Stored entries:
►
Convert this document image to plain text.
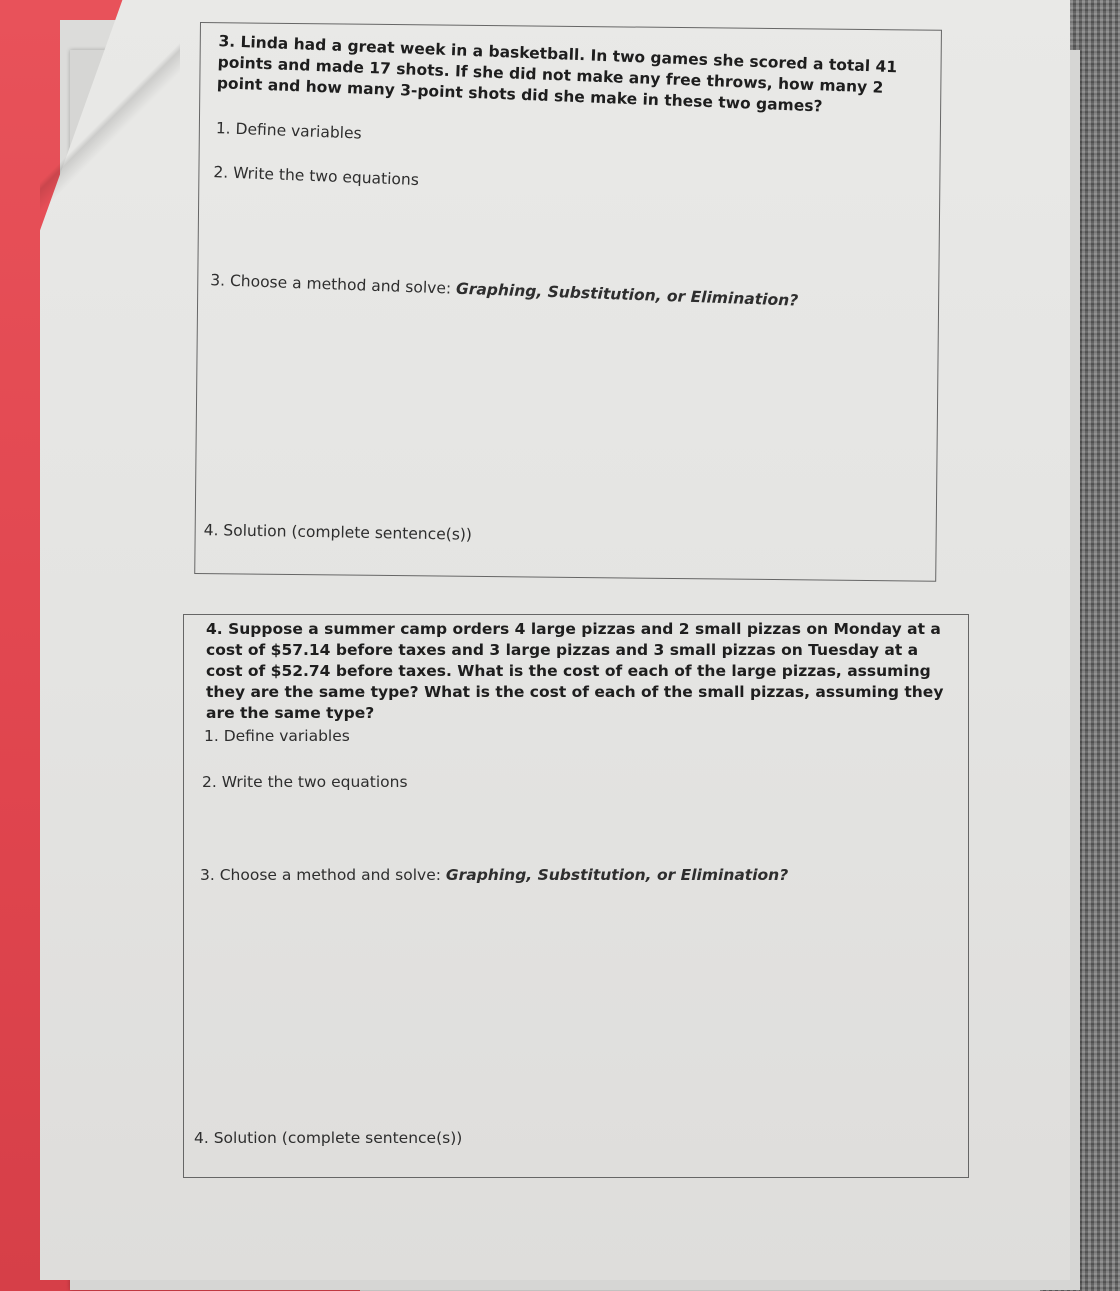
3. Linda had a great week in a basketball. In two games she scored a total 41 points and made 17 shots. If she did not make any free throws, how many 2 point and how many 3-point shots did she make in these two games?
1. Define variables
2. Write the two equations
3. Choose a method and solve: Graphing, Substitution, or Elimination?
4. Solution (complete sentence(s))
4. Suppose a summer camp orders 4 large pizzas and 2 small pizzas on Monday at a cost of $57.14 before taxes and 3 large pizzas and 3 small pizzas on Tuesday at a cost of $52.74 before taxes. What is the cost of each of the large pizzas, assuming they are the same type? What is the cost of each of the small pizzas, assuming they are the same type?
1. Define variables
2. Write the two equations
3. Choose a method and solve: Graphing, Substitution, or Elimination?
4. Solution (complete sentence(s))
◄
►
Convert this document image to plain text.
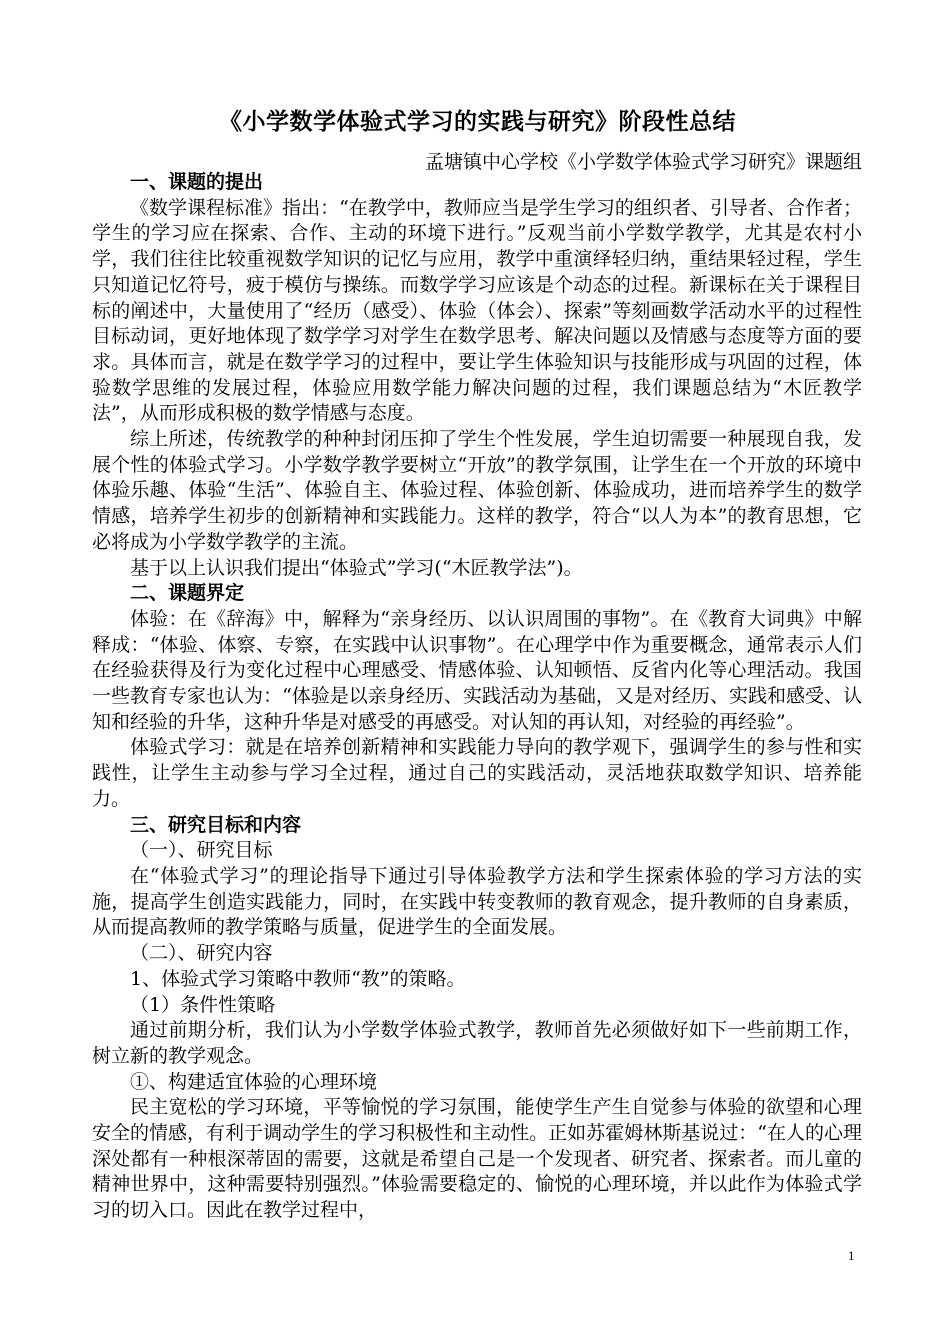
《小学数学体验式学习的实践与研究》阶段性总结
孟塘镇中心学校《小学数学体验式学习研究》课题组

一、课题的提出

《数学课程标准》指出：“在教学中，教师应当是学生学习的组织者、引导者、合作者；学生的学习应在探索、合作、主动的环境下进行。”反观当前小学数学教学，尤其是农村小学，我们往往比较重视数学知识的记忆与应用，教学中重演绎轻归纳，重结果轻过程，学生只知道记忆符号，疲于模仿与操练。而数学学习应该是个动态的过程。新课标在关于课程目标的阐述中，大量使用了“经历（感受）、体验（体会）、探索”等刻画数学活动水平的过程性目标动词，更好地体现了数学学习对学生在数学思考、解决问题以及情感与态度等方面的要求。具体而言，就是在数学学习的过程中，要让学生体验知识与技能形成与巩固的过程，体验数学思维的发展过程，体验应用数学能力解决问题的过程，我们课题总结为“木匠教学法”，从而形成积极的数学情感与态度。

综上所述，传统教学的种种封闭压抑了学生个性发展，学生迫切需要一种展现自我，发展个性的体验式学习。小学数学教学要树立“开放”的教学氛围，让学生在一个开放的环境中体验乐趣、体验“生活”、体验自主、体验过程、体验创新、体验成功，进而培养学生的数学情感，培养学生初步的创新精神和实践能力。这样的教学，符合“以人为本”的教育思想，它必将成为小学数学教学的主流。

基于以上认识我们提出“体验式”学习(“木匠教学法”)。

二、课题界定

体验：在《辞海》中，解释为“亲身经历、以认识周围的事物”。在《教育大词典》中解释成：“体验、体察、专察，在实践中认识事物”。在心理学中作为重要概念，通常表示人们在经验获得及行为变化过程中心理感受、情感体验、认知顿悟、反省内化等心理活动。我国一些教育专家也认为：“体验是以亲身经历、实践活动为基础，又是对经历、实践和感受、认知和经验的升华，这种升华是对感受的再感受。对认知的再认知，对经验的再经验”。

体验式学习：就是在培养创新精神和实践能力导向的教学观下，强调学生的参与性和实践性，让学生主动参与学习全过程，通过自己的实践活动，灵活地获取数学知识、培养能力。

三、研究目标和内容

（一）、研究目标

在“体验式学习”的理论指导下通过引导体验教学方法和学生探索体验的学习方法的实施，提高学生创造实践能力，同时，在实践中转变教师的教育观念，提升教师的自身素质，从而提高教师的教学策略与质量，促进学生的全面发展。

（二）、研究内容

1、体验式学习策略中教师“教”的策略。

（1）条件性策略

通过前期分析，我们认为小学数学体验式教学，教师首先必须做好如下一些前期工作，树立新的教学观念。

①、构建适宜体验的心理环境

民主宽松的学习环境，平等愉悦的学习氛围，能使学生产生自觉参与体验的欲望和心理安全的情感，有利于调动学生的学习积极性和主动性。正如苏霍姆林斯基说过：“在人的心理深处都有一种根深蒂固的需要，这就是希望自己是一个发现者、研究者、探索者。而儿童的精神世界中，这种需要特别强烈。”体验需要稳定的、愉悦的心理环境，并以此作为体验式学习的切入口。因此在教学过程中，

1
◄
* _Task objective_: Extract every line above containing the word "木匠教学法".

* _Reply to the exercise_:
《数学课程标准》指出：“在教学中，教师应当是学生学习的组织者、引导者、合作者；学生的学习应在探索、合作、主动的环境下进行。”反观当前小学数学教学，尤其是农村小学，我们往往比较重视数学知识的记忆与应用，教学中重演绎轻归纳，重结果轻过程，学生只知道记忆符号，疲于模仿与操练。而数学学习应该是个动态的过程。新课标在关于课程目标的阐述中，大量使用了“经历（感受）、体验（体会）、探索”等刻画数学活动水平的过程性目标动词，更好地体现了数学学习对学生在数学思考、解决问题以及情感与态度等方面的要求。具体而言，就是在数学学习的过程中，要让学生体验知识与技能形成与巩固的过程，体验数学思维的发展过程，体验应用数学能力解决问题的过程，我们课题总结为“木匠教学法”，从而形成积极的数学情感与态度。
基于以上认识我们提出“体验式”学习(“木匠教学法”)。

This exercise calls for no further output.